======== Quoted passage ========

World Bank: Health care crisis looms

Focus, Normal
Source:

The National, Thursday 17th November 2011

A NEW World Bank report says Papua New Guinea faces a major health care crisis because of a rapidly ageing workforce.
The report, highlighted in a recent Radio Australia interview, claimed that in less than 10 years 50% of the health sector workforce would have retired or moved elsewhere.
Inadequate funding and lack of policies controlling human resources were cited as the main reasons for the dilemma.
Speaking on the radio network’s Pacific service, Aparnaa Somanathan, who was introduced as World Bank task manager, said if PNG did not make changes in human resource capacity in the next 20 years it would face a major crisis in the ability to deliver health services.
A consultant for the World Bank, Ian Morris, supported Somanathan, saying staffing in the health workforce was at crisis point and he called for a whole of government approach to tackle issues such as training.
PNG Institute of National Affairs director Paul Barker agreed, saying that successive governments in the past 20 years had not given the health sector the priority it deserved.

========

Extract the full text of the World Bank health care crisis article word for word, from its headline through its final sentence.

======== Extracted information ========

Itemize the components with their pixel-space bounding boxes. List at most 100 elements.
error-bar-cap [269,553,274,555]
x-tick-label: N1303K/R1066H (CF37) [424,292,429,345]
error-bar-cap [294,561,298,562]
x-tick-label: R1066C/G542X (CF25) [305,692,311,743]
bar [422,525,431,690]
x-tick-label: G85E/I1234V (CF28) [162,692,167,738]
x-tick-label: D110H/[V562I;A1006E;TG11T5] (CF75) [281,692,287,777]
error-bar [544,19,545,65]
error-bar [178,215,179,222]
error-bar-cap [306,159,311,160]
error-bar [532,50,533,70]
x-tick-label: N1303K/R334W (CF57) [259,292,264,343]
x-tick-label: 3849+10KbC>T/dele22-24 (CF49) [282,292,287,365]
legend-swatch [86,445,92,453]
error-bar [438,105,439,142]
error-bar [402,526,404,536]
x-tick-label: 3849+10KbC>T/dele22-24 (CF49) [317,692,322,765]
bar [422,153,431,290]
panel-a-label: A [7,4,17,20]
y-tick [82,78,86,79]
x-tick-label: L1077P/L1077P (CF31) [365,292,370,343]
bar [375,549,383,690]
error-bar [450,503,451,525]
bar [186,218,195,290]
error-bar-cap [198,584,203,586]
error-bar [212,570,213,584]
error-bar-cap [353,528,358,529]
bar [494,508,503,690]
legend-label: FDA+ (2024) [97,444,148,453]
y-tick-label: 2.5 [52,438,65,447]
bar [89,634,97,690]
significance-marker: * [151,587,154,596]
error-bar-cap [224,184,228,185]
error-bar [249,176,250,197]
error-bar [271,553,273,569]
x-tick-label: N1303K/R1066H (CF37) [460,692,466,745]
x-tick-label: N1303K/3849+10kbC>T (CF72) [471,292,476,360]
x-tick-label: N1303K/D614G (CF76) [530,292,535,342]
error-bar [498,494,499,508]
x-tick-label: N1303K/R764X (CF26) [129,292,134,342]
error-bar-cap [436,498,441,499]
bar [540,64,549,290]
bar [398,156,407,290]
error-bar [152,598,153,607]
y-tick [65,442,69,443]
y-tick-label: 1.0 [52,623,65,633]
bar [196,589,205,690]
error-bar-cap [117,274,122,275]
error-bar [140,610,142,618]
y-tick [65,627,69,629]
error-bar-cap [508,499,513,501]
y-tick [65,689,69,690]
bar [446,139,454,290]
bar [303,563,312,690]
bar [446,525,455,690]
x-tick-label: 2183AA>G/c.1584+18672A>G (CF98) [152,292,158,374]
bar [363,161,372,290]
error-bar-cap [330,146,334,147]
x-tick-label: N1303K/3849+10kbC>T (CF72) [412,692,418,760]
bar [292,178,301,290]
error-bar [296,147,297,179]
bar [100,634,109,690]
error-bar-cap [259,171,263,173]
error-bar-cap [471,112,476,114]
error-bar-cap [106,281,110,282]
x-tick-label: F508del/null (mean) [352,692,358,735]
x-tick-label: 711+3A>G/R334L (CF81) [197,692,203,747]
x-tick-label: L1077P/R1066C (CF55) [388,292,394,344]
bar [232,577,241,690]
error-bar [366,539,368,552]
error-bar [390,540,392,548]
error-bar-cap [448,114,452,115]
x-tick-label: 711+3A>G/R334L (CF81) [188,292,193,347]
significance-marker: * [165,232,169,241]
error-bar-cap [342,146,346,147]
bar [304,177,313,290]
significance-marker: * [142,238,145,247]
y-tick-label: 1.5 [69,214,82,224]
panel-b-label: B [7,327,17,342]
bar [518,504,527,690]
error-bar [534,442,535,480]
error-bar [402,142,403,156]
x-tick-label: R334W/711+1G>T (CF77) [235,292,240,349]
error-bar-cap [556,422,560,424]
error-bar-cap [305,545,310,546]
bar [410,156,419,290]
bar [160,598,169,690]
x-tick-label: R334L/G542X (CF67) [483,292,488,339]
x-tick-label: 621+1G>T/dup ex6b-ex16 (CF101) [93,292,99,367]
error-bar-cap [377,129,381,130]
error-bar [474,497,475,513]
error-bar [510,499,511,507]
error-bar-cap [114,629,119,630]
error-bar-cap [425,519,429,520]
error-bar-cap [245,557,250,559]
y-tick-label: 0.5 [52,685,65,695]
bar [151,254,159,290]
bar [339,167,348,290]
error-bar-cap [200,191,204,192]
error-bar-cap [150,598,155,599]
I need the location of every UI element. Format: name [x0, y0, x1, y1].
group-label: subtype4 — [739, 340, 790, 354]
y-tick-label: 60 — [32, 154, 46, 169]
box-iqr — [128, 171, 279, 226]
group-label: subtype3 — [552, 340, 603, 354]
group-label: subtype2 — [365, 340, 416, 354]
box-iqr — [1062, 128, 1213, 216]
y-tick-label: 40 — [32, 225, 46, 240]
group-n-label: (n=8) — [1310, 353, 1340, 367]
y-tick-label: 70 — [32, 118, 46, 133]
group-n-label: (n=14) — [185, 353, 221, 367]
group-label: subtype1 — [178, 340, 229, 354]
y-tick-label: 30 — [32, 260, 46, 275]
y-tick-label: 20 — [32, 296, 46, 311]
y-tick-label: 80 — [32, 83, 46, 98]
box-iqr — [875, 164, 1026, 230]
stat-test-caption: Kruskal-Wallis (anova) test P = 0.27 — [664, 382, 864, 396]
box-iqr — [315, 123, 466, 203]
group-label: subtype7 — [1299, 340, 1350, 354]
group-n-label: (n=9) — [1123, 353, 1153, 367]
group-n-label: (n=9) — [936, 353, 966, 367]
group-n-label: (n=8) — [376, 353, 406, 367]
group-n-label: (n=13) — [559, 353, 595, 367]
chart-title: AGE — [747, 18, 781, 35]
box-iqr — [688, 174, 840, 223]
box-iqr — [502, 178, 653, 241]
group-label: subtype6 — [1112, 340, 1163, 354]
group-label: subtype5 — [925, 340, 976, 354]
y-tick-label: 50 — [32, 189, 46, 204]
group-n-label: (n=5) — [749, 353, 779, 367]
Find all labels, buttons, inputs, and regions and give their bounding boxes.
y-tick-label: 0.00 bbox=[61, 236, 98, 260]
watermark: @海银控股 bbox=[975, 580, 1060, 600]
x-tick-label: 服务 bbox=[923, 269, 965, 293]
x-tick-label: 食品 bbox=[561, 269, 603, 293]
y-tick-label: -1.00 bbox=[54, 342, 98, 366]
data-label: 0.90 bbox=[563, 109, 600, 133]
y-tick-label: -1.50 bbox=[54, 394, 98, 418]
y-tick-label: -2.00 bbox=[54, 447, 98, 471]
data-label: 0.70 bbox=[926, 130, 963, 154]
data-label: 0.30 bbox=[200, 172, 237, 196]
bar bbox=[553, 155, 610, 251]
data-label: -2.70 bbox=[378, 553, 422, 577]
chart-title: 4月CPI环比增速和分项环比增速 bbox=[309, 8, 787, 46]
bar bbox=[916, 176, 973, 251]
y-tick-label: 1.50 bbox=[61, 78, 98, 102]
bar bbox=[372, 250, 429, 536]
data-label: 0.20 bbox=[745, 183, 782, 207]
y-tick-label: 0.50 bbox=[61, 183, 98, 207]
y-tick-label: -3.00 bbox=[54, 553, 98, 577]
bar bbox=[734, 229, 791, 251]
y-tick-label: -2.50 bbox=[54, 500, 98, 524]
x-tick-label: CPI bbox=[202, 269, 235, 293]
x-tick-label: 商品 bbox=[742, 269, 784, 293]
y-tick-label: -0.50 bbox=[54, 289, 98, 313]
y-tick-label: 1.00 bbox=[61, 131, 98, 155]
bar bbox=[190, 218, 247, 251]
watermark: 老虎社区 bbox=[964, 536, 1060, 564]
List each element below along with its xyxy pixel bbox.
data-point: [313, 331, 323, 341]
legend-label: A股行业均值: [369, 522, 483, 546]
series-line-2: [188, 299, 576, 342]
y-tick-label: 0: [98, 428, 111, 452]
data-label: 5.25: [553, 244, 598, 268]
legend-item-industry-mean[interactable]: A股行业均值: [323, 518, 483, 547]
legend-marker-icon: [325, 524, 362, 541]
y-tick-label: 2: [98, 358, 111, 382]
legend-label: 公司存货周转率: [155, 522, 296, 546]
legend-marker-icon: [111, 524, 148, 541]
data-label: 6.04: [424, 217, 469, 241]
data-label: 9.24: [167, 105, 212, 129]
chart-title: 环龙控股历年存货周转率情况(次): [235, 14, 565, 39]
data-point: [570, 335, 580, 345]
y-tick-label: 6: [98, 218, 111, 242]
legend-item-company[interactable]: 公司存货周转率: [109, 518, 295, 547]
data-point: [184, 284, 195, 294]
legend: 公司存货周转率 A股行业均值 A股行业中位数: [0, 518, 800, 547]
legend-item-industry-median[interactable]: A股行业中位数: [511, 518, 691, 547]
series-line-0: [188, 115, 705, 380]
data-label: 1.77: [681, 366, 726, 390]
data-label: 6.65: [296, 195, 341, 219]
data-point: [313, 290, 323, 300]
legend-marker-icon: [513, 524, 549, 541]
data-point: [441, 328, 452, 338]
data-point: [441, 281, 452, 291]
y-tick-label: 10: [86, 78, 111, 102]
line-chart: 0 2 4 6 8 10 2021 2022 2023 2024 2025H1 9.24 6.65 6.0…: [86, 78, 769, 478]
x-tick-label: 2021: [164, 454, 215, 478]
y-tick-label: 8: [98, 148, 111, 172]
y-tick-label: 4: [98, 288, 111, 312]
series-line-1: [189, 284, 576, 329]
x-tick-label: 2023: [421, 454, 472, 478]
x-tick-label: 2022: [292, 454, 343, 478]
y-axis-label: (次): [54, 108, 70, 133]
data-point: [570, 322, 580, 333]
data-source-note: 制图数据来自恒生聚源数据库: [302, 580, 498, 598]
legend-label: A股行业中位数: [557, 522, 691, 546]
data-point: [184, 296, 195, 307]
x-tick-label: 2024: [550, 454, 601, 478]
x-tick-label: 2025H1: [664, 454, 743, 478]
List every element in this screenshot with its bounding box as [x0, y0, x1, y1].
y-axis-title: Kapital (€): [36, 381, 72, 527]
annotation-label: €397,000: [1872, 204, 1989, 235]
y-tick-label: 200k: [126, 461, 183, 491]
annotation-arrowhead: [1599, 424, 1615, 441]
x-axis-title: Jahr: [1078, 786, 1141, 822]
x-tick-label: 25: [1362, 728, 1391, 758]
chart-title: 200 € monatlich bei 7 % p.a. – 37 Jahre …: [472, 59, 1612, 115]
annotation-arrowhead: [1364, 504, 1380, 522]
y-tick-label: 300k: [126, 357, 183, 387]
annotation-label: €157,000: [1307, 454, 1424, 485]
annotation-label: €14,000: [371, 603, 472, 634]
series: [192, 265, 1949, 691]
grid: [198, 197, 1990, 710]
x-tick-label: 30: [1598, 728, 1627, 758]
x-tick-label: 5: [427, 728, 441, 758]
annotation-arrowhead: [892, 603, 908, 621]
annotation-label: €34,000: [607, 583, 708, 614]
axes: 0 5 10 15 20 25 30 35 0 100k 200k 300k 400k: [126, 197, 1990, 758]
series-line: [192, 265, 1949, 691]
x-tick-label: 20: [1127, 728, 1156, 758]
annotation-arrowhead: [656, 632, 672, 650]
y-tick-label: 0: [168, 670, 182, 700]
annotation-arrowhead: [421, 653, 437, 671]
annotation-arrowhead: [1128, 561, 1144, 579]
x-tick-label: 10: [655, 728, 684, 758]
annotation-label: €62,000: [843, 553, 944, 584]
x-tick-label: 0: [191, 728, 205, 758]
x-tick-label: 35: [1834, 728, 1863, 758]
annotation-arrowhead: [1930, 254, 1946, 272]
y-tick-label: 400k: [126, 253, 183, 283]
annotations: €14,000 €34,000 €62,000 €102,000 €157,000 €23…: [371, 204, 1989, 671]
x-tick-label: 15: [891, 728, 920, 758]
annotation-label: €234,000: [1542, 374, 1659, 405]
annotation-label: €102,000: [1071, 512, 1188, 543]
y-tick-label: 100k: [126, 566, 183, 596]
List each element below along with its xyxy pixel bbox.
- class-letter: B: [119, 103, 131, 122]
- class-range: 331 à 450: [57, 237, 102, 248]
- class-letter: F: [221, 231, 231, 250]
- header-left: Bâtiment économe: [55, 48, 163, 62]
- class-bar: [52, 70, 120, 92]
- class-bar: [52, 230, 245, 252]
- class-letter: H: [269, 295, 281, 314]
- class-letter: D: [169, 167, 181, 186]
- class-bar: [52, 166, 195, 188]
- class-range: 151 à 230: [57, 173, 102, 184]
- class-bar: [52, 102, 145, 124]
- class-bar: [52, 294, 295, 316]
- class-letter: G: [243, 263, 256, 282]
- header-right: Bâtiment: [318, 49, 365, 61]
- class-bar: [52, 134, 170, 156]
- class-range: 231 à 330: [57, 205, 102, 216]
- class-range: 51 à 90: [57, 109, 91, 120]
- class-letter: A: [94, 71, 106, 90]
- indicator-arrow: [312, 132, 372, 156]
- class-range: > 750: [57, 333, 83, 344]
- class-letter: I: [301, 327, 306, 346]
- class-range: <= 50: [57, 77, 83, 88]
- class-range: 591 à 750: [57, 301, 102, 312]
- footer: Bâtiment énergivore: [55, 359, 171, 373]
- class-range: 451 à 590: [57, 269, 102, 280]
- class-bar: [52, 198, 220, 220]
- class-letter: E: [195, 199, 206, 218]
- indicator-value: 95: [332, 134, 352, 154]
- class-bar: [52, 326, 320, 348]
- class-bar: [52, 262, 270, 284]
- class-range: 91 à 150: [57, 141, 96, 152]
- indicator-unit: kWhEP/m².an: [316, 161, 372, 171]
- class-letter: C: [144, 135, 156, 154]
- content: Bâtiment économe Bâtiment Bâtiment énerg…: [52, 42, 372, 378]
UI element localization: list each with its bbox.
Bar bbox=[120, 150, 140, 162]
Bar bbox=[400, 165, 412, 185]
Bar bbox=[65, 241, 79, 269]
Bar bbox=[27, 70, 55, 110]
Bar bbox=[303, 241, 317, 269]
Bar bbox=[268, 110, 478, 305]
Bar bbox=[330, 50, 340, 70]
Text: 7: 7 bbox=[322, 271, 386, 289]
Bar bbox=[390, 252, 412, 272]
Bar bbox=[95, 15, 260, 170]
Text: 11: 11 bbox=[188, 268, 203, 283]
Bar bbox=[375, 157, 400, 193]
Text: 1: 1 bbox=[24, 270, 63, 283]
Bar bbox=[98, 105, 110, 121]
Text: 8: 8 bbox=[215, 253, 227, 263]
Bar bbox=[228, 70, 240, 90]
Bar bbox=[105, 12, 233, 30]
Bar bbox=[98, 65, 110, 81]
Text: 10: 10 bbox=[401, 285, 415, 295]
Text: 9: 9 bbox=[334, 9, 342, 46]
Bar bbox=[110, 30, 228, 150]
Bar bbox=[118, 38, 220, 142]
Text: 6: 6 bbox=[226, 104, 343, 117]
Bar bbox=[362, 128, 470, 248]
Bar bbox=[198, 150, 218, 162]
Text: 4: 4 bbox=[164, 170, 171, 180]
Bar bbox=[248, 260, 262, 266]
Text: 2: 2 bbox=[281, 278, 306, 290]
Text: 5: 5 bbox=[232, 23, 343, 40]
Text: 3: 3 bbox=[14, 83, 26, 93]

========

• Response area:
World Bank: Health care crisis looms

Focus, Normal
Source:

The National, Thursday 17th November 2011

A NEW World Bank report says Papua New Guinea faces a major health care crisis because of a rapidly ageing workforce.
The report, highlighted in a recent Radio Australia interview, claimed that in less than 10 years 50% of the health sector workforce would have retired or moved elsewhere.
Inadequate funding and lack of policies controlling human resources were cited as the main reasons for the dilemma.
Speaking on the radio network’s Pacific service, Aparnaa Somanathan, who was introduced as World Bank task manager, said if PNG did not make changes in human resource capacity in the next 20 years it would face a major crisis in the ability to deliver health services.
A consultant for the World Bank, Ian Morris, supported Somanathan, saying staffing in the health workforce was at crisis point and he called for a whole of government approach to tackle issues such as training.
PNG Institute of National Affairs director Paul Barker agreed, saying that successive governments in the past 20 years had not given the health sector the priority it deserved.